§ **Entries supplied**:
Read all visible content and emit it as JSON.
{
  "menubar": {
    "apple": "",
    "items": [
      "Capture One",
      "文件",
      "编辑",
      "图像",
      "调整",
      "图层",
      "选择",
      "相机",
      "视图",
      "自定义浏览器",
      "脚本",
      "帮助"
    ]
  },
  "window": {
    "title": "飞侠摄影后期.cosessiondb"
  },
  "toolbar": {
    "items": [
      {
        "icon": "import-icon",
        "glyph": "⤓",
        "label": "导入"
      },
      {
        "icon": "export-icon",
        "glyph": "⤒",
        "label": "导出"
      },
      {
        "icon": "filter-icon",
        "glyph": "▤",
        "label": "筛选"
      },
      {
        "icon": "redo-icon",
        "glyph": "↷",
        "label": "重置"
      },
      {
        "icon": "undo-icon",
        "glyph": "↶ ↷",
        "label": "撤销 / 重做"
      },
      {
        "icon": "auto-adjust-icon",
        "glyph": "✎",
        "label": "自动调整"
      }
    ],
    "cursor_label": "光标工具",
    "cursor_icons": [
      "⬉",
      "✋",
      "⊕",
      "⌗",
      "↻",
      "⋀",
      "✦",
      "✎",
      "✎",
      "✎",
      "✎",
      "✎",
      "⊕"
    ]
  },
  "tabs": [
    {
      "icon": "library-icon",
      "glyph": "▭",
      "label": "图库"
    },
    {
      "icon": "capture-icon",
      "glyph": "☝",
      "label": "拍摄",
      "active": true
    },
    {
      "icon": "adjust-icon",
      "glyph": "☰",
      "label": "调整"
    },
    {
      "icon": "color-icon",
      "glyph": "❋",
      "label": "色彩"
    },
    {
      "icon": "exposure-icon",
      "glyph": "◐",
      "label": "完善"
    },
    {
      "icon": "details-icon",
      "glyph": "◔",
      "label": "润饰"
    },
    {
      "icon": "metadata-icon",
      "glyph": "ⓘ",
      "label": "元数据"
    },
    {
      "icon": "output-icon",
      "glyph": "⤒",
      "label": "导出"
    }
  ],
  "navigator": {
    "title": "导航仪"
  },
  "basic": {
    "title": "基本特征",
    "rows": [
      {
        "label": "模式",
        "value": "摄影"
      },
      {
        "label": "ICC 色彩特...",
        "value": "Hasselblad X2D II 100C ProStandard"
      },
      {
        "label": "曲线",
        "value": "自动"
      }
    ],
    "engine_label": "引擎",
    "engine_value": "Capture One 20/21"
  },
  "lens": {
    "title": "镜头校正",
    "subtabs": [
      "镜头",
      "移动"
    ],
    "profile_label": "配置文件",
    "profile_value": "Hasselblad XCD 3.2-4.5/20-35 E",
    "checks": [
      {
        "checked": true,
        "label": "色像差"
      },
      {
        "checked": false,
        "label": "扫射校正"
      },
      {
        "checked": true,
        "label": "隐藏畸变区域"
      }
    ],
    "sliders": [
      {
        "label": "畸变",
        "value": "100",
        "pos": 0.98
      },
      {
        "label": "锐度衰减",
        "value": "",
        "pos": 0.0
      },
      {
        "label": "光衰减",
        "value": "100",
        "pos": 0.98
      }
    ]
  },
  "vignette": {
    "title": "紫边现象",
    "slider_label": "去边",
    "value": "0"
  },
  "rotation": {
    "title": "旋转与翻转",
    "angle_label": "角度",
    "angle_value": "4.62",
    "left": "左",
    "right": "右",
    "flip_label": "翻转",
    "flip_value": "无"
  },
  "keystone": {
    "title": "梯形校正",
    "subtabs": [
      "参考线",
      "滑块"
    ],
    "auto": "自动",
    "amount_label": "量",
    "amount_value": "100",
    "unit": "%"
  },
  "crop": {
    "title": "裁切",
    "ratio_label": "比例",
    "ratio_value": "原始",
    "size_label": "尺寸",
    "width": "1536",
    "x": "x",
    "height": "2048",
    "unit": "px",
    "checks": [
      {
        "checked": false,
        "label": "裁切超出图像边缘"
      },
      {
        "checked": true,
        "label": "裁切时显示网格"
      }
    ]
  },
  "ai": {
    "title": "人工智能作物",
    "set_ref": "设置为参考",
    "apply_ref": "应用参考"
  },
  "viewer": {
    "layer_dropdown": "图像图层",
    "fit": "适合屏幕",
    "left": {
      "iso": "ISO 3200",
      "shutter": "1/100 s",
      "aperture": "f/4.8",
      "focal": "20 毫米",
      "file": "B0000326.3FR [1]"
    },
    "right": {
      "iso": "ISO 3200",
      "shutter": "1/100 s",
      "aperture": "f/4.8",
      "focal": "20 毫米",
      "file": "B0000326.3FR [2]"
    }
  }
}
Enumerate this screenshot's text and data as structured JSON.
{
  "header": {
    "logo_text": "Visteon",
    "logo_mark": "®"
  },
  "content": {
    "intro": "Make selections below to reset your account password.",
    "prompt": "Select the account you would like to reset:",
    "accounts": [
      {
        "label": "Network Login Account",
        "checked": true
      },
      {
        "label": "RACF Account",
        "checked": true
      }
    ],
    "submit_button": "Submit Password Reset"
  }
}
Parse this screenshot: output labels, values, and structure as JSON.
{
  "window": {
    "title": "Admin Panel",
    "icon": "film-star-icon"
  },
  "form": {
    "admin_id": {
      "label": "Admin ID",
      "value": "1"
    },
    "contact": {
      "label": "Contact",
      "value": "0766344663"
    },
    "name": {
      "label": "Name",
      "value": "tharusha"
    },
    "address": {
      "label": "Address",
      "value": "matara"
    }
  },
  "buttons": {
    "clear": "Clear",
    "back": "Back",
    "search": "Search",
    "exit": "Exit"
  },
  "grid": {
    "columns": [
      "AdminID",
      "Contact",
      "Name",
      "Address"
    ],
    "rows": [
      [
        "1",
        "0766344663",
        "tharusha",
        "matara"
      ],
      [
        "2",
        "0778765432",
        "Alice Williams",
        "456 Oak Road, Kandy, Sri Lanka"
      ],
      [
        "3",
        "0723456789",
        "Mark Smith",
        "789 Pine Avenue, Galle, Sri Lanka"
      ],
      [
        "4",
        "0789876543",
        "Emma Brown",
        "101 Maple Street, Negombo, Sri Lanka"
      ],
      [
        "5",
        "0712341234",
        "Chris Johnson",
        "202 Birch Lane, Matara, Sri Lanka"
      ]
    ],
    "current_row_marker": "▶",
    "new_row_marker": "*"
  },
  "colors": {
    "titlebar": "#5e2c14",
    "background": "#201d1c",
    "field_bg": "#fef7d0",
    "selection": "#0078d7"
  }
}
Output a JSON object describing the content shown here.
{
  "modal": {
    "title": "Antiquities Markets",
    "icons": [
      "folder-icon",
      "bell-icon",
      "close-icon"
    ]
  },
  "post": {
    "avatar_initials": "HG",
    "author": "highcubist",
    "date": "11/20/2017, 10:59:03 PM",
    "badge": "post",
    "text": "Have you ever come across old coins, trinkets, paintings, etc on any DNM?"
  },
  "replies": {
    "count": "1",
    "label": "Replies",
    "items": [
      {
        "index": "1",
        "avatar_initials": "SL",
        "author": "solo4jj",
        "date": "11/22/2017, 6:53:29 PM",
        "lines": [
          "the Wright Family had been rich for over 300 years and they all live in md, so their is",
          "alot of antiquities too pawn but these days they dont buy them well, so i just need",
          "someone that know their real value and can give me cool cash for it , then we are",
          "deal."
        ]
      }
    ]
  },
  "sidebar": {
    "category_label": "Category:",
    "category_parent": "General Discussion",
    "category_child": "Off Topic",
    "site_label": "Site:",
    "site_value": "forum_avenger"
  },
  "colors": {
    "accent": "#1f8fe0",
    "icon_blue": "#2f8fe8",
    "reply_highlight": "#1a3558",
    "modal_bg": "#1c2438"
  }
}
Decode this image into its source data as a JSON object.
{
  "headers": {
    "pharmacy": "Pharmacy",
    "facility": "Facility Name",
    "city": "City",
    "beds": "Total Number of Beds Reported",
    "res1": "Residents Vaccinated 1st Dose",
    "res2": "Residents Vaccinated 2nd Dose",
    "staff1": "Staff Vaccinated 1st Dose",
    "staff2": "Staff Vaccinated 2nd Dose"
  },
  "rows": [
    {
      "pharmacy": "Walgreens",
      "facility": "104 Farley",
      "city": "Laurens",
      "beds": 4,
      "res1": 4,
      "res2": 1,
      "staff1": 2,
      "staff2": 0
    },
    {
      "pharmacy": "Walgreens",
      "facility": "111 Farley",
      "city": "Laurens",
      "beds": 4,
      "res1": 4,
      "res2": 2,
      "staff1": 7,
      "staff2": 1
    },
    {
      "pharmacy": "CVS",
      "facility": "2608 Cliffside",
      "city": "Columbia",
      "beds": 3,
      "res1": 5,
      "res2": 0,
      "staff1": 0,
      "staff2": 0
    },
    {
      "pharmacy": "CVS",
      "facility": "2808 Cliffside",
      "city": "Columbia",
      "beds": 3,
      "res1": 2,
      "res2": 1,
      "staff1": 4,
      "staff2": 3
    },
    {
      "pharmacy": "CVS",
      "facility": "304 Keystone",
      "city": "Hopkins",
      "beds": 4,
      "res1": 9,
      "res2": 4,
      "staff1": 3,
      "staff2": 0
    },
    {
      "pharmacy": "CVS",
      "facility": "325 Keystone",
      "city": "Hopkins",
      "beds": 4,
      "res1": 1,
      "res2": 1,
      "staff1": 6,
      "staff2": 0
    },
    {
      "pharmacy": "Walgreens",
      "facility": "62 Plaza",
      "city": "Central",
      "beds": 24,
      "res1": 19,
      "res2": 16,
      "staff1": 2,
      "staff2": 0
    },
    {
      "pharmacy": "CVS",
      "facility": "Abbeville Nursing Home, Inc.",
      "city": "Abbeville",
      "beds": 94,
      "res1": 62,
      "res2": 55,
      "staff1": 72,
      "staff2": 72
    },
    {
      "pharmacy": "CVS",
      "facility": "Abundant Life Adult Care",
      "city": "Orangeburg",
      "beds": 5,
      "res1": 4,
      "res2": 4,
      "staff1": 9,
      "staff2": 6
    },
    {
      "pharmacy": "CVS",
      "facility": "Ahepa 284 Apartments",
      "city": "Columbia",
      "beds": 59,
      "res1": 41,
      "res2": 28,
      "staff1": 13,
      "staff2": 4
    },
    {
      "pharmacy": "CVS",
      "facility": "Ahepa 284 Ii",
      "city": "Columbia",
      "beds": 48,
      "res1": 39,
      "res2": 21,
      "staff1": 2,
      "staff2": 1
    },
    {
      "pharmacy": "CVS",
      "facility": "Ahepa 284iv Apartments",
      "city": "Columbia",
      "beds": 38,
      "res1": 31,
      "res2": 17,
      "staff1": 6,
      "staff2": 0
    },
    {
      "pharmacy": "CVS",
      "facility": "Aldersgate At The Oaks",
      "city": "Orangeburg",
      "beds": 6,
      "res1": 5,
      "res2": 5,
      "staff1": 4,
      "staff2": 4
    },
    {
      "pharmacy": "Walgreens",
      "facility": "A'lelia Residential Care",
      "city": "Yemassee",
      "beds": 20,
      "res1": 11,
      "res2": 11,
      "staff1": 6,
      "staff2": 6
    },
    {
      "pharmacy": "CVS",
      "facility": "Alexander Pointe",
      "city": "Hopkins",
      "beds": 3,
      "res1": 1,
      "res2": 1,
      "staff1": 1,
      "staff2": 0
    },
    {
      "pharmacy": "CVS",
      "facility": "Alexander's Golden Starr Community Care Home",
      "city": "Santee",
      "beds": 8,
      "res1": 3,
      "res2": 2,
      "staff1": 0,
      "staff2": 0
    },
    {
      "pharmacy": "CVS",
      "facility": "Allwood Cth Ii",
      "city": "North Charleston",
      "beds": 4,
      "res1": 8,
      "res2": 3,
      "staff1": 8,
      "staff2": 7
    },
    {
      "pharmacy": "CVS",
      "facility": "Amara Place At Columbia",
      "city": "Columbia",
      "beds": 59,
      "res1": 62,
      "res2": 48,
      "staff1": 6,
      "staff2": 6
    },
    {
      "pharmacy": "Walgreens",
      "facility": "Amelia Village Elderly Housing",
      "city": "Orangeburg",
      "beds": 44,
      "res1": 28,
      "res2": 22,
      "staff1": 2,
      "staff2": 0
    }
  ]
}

§ **Description of the task**: Examine the records and report how many lines contain the string "Lanka". Only the number should be given.

§ **Task solution**: 4